Write out each line of the listing as it stands, without the images.

* * * * * * *

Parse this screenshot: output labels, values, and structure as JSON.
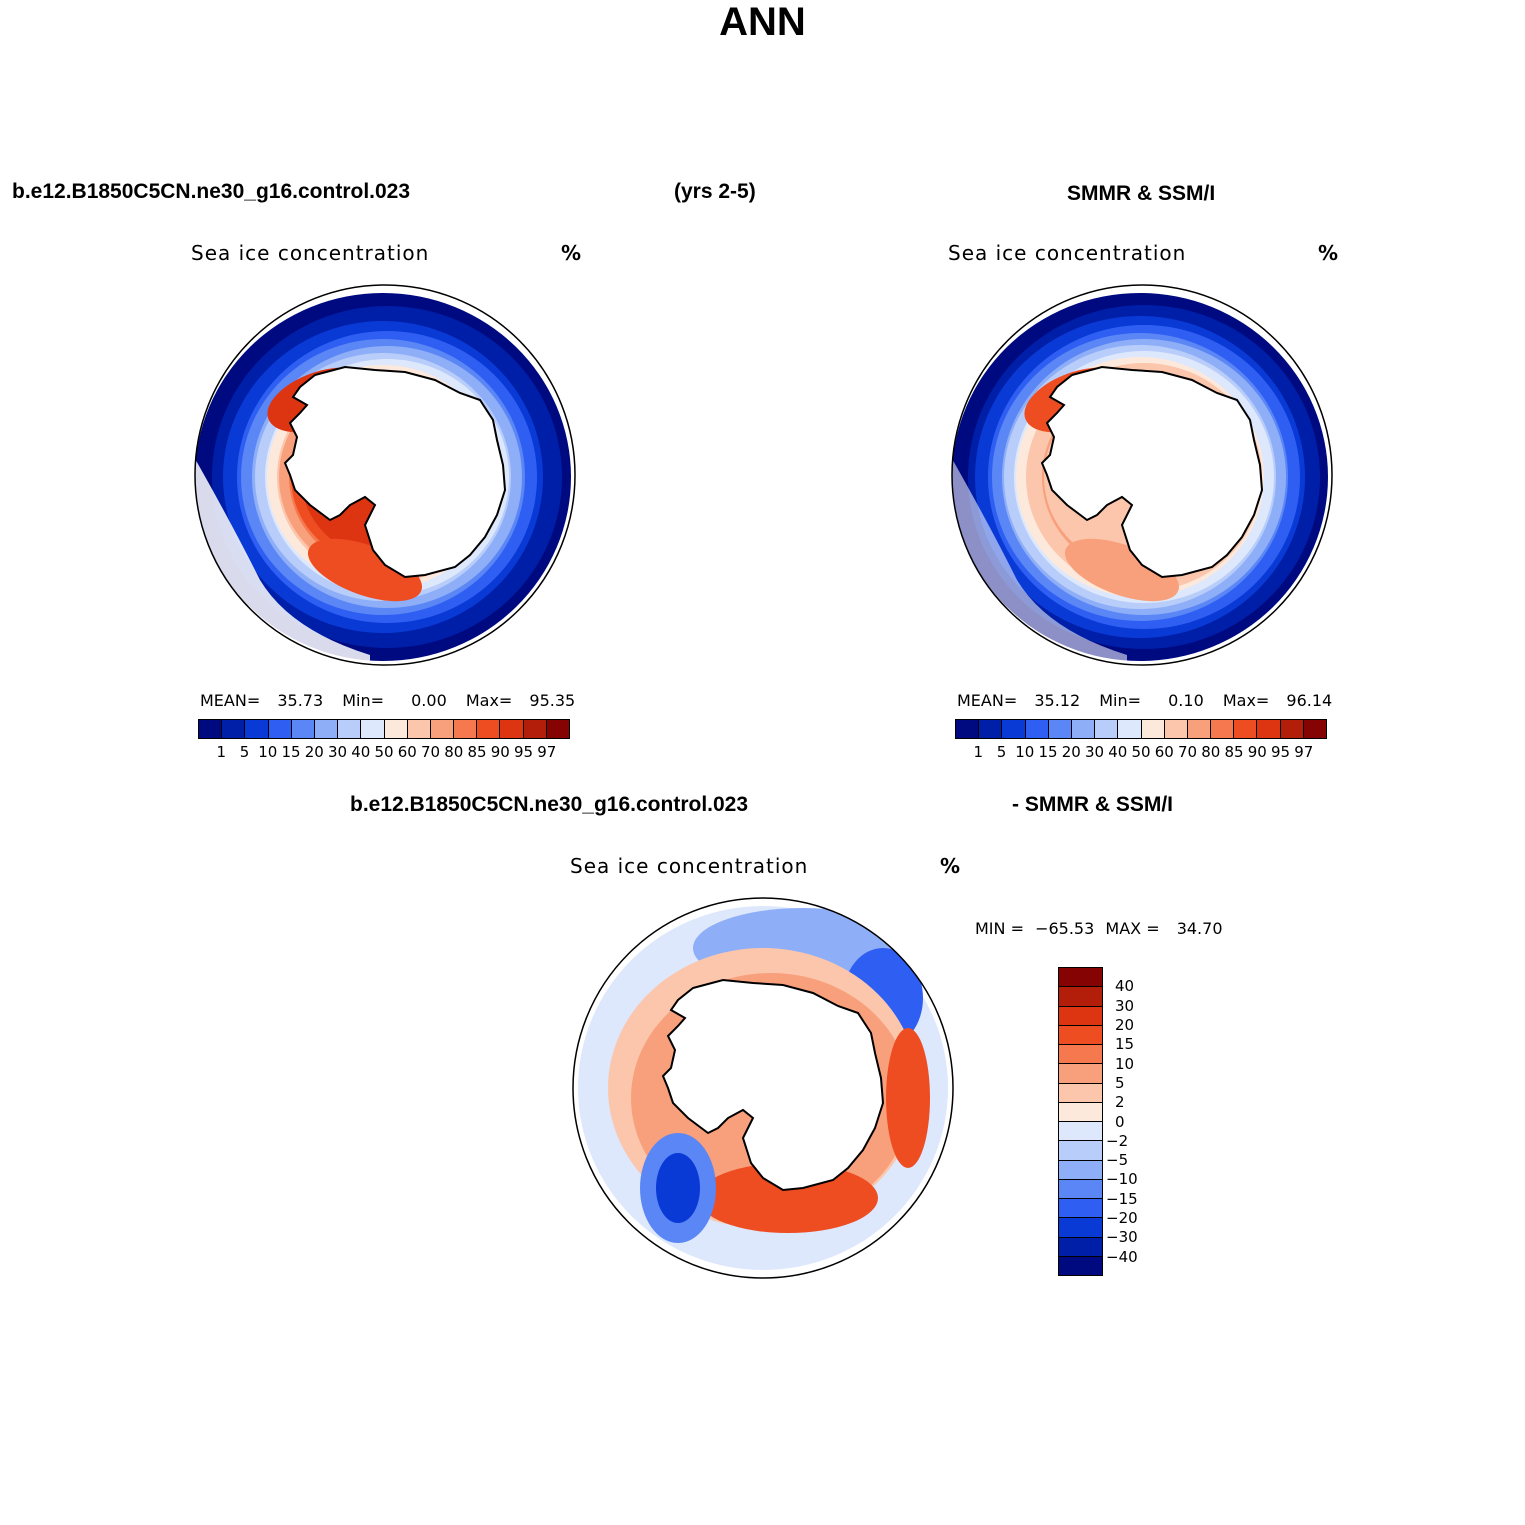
{
  "figure": {
    "title": "ANN",
    "top_left_header": "b.e12.B1850C5CN.ne30_g16.control.023",
    "top_center_header": "(yrs 2-5)",
    "top_right_header": "SMMR & SSM/I",
    "bottom_left_header": "b.e12.B1850C5CN.ne30_g16.control.023",
    "bottom_right_header": "- SMMR & SSM/I"
  },
  "chart_data": [
    {
      "type": "polar-map",
      "hemisphere": "south",
      "variable": "Sea ice concentration",
      "units": "%",
      "source": "b.e12.B1850C5CN.ne30_g16.control.023",
      "stats": {
        "mean_label": "MEAN=",
        "mean": "35.73",
        "min_label": "Min=",
        "min": "0.00",
        "max_label": "Max=",
        "max": "95.35"
      },
      "colorbar_levels": [
        "1",
        "5",
        "10",
        "15",
        "20",
        "30",
        "40",
        "50",
        "60",
        "70",
        "80",
        "85",
        "90",
        "95",
        "97"
      ]
    },
    {
      "type": "polar-map",
      "hemisphere": "south",
      "variable": "Sea ice concentration",
      "units": "%",
      "source": "SMMR & SSM/I",
      "stats": {
        "mean_label": "MEAN=",
        "mean": "35.12",
        "min_label": "Min=",
        "min": "0.10",
        "max_label": "Max=",
        "max": "96.14"
      },
      "colorbar_levels": [
        "1",
        "5",
        "10",
        "15",
        "20",
        "30",
        "40",
        "50",
        "60",
        "70",
        "80",
        "85",
        "90",
        "95",
        "97"
      ]
    },
    {
      "type": "polar-map-difference",
      "hemisphere": "south",
      "variable": "Sea ice concentration",
      "units": "%",
      "stats": {
        "min_label": "MIN =",
        "min": "−65.53",
        "max_label": "MAX =",
        "max": "34.70"
      },
      "colorbar_levels": [
        "40",
        "30",
        "20",
        "15",
        "10",
        "5",
        "2",
        "0",
        "−2",
        "−5",
        "−10",
        "−15",
        "−20",
        "−30",
        "−40"
      ]
    }
  ],
  "colors": {
    "conc_palette": [
      "#000a80",
      "#001fa8",
      "#0a3ad6",
      "#2f5ff2",
      "#5b86f5",
      "#8eaef7",
      "#b8cdf9",
      "#dde8fc",
      "#fde8dc",
      "#fbc6ac",
      "#f8a07c",
      "#f5784e",
      "#ee4d22",
      "#dd3511",
      "#b21e0a",
      "#860303"
    ],
    "diff_palette": [
      "#860303",
      "#b21e0a",
      "#dd3511",
      "#ee4d22",
      "#f5784e",
      "#f8a07c",
      "#fbc6ac",
      "#fde8dc",
      "#dde8fc",
      "#b8cdf9",
      "#8eaef7",
      "#5b86f5",
      "#2f5ff2",
      "#0a3ad6",
      "#001fa8",
      "#000a80"
    ]
  }
}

* * * * * * *

RESPONSE TO THE TASK:
Parse this screenshot: output labels, values, and structure as JSON.
{
  "figure": {
    "title": "ANN",
    "top_left_header": "b.e12.B1850C5CN.ne30_g16.control.023",
    "top_center_header": "(yrs 2-5)",
    "top_right_header": "SMMR & SSM/I",
    "bottom_left_header": "b.e12.B1850C5CN.ne30_g16.control.023",
    "bottom_right_header": "- SMMR & SSM/I"
  },
  "chart_data": [
    {
      "type": "polar-map",
      "hemisphere": "south",
      "variable": "Sea ice concentration",
      "units": "%",
      "source": "b.e12.B1850C5CN.ne30_g16.control.023",
      "stats": {
        "mean_label": "MEAN=",
        "mean": "35.73",
        "min_label": "Min=",
        "min": "0.00",
        "max_label": "Max=",
        "max": "95.35"
      },
      "colorbar_levels": [
        "1",
        "5",
        "10",
        "15",
        "20",
        "30",
        "40",
        "50",
        "60",
        "70",
        "80",
        "85",
        "90",
        "95",
        "97"
      ]
    },
    {
      "type": "polar-map",
      "hemisphere": "south",
      "variable": "Sea ice concentration",
      "units": "%",
      "source": "SMMR & SSM/I",
      "stats": {
        "mean_label": "MEAN=",
        "mean": "35.12",
        "min_label": "Min=",
        "min": "0.10",
        "max_label": "Max=",
        "max": "96.14"
      },
      "colorbar_levels": [
        "1",
        "5",
        "10",
        "15",
        "20",
        "30",
        "40",
        "50",
        "60",
        "70",
        "80",
        "85",
        "90",
        "95",
        "97"
      ]
    },
    {
      "type": "polar-map-difference",
      "hemisphere": "south",
      "variable": "Sea ice concentration",
      "units": "%",
      "stats": {
        "min_label": "MIN =",
        "min": "−65.53",
        "max_label": "MAX =",
        "max": "34.70"
      },
      "colorbar_levels": [
        "40",
        "30",
        "20",
        "15",
        "10",
        "5",
        "2",
        "0",
        "−2",
        "−5",
        "−10",
        "−15",
        "−20",
        "−30",
        "−40"
      ]
    }
  ],
  "colors": {
    "conc_palette": [
      "#000a80",
      "#001fa8",
      "#0a3ad6",
      "#2f5ff2",
      "#5b86f5",
      "#8eaef7",
      "#b8cdf9",
      "#dde8fc",
      "#fde8dc",
      "#fbc6ac",
      "#f8a07c",
      "#f5784e",
      "#ee4d22",
      "#dd3511",
      "#b21e0a",
      "#860303"
    ],
    "diff_palette": [
      "#860303",
      "#b21e0a",
      "#dd3511",
      "#ee4d22",
      "#f5784e",
      "#f8a07c",
      "#fbc6ac",
      "#fde8dc",
      "#dde8fc",
      "#b8cdf9",
      "#8eaef7",
      "#5b86f5",
      "#2f5ff2",
      "#0a3ad6",
      "#001fa8",
      "#000a80"
    ]
  }
}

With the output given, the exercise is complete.